-- Begin THE INPUT --

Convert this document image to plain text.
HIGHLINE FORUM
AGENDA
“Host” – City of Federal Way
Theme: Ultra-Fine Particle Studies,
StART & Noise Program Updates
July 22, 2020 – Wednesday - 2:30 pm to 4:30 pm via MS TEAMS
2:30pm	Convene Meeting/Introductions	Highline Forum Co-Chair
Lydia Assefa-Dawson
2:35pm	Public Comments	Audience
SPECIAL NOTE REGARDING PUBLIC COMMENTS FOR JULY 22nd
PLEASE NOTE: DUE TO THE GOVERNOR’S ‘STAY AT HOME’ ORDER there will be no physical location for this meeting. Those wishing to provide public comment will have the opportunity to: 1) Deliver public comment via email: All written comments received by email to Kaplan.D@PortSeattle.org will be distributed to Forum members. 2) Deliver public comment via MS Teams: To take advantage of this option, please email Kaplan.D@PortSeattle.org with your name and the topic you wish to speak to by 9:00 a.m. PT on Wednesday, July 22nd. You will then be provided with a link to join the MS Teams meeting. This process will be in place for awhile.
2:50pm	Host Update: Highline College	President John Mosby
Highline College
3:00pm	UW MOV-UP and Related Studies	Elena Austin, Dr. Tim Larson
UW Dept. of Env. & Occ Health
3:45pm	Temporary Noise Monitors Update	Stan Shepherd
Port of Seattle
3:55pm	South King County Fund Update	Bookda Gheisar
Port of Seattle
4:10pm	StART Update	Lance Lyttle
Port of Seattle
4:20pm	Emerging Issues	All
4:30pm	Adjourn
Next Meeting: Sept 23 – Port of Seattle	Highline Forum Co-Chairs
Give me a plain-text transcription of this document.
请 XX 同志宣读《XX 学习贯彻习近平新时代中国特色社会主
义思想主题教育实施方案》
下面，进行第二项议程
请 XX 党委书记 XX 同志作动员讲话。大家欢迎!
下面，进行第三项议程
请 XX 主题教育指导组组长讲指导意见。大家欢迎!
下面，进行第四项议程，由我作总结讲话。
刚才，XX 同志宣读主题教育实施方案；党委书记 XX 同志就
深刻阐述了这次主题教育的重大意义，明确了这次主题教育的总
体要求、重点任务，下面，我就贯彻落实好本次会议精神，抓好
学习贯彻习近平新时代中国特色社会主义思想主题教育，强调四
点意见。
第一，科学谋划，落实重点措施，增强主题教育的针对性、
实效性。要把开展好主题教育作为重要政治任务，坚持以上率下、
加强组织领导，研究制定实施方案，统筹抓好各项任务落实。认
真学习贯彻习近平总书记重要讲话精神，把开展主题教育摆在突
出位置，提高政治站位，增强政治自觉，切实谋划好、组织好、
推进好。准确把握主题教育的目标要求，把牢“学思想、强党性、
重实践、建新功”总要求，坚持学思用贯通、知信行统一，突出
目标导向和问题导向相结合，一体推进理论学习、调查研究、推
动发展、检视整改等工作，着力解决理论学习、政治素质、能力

-- End THE INPUT --

▶ **CHALLENGE**: Which lines above hold the word "党委书记"? Copy each of them.

▶ **ANSWER FOR THE TASK**:
请 XX 党委书记 XX 同志作动员讲话。大家欢迎!
刚才，XX 同志宣读主题教育实施方案；党委书记 XX 同志就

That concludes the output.